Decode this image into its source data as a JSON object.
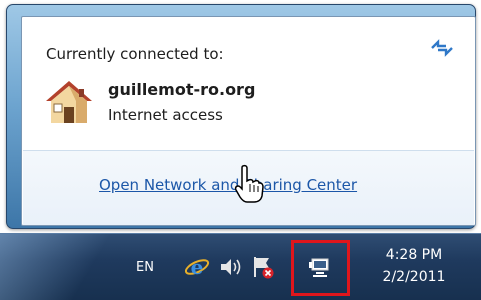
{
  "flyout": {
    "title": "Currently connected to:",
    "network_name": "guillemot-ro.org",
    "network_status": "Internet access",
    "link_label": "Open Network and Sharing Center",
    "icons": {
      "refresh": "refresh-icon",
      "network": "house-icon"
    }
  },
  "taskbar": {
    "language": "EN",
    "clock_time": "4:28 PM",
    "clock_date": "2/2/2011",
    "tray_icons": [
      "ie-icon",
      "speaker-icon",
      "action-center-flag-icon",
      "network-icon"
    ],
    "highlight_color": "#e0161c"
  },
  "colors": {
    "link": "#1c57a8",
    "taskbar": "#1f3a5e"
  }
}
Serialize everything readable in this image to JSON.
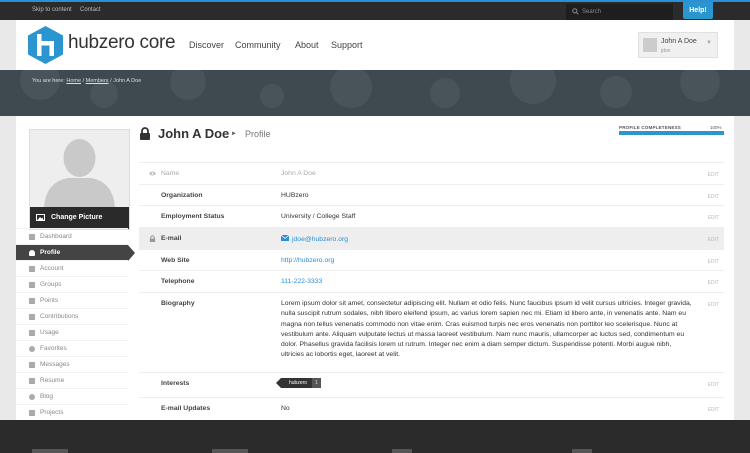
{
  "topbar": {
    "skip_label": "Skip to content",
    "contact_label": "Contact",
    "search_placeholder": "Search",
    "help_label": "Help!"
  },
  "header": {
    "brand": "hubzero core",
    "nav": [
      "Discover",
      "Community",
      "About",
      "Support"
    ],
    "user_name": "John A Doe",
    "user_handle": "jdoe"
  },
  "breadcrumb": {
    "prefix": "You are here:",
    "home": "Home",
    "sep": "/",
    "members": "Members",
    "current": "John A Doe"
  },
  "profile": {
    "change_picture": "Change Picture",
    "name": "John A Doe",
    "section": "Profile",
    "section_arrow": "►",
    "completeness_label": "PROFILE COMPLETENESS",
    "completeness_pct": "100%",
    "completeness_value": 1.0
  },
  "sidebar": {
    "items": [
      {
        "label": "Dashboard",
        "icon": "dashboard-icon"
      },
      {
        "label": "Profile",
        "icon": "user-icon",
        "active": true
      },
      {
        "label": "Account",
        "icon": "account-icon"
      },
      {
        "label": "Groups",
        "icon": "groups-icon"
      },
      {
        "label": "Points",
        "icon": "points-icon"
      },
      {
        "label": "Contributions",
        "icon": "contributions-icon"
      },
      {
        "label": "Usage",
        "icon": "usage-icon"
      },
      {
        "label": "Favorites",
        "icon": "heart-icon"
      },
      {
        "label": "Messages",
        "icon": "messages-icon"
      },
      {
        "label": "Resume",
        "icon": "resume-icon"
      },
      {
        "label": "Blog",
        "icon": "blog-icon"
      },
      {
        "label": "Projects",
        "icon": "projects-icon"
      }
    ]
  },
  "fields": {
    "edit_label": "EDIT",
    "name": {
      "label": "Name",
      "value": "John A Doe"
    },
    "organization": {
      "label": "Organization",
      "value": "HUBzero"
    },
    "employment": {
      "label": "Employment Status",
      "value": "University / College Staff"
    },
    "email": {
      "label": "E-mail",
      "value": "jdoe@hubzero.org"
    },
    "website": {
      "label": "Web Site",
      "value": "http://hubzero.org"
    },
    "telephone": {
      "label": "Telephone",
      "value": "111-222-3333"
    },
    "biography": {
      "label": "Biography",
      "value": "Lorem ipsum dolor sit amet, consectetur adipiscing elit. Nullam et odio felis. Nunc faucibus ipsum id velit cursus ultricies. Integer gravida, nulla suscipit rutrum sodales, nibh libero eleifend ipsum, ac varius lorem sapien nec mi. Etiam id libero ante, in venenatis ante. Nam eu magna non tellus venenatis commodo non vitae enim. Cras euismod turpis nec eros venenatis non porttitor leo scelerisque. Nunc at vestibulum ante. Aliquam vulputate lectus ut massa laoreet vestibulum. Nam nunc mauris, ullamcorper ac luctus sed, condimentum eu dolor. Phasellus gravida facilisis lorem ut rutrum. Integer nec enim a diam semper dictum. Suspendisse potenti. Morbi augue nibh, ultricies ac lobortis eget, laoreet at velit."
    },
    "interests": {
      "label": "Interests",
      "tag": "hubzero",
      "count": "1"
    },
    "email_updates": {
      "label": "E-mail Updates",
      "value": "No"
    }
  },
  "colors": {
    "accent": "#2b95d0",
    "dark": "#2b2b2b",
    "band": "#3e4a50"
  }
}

---

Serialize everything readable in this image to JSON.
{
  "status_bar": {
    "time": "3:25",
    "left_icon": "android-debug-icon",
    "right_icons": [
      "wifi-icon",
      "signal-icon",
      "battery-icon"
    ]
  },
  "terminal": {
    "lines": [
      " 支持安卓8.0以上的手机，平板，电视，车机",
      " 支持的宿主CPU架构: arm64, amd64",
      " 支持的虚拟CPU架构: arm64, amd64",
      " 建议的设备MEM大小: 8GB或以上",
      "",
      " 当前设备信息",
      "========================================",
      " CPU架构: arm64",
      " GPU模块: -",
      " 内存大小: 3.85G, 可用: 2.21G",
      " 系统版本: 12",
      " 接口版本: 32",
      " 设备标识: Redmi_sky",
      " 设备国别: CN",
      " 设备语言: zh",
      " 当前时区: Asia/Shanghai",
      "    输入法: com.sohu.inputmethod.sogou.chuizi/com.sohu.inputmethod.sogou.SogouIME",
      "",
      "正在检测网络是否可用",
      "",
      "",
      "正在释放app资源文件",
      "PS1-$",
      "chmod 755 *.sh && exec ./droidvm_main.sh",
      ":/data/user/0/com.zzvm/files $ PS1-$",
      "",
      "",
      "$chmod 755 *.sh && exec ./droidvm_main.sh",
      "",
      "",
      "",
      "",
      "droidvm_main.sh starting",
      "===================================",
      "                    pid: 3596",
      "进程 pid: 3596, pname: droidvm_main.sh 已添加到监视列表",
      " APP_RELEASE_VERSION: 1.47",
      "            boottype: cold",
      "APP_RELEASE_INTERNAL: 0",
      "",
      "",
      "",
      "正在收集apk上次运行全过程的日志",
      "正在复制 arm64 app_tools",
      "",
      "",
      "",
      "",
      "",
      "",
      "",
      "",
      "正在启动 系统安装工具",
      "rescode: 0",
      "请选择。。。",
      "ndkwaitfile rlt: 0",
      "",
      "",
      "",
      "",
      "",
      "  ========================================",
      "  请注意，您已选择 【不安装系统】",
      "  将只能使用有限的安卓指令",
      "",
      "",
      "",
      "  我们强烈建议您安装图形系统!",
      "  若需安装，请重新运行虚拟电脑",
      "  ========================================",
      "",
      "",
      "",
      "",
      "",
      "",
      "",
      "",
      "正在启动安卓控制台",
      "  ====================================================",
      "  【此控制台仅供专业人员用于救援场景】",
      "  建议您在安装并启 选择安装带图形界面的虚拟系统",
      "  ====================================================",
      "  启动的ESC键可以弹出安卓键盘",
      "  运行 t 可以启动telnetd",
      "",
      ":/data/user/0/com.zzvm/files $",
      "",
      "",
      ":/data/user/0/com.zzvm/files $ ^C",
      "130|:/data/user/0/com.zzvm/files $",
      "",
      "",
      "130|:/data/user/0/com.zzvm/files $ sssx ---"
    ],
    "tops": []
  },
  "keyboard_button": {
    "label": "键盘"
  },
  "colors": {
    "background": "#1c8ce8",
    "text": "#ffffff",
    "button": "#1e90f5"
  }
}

---

* The problem: Isolate the lines that hold the word "chmod" and copy all of them.

* Task answer:
      "chmod 755 *.sh && exec ./droidvm_main.sh",
      "$chmod 755 *.sh && exec ./droidvm_main.sh",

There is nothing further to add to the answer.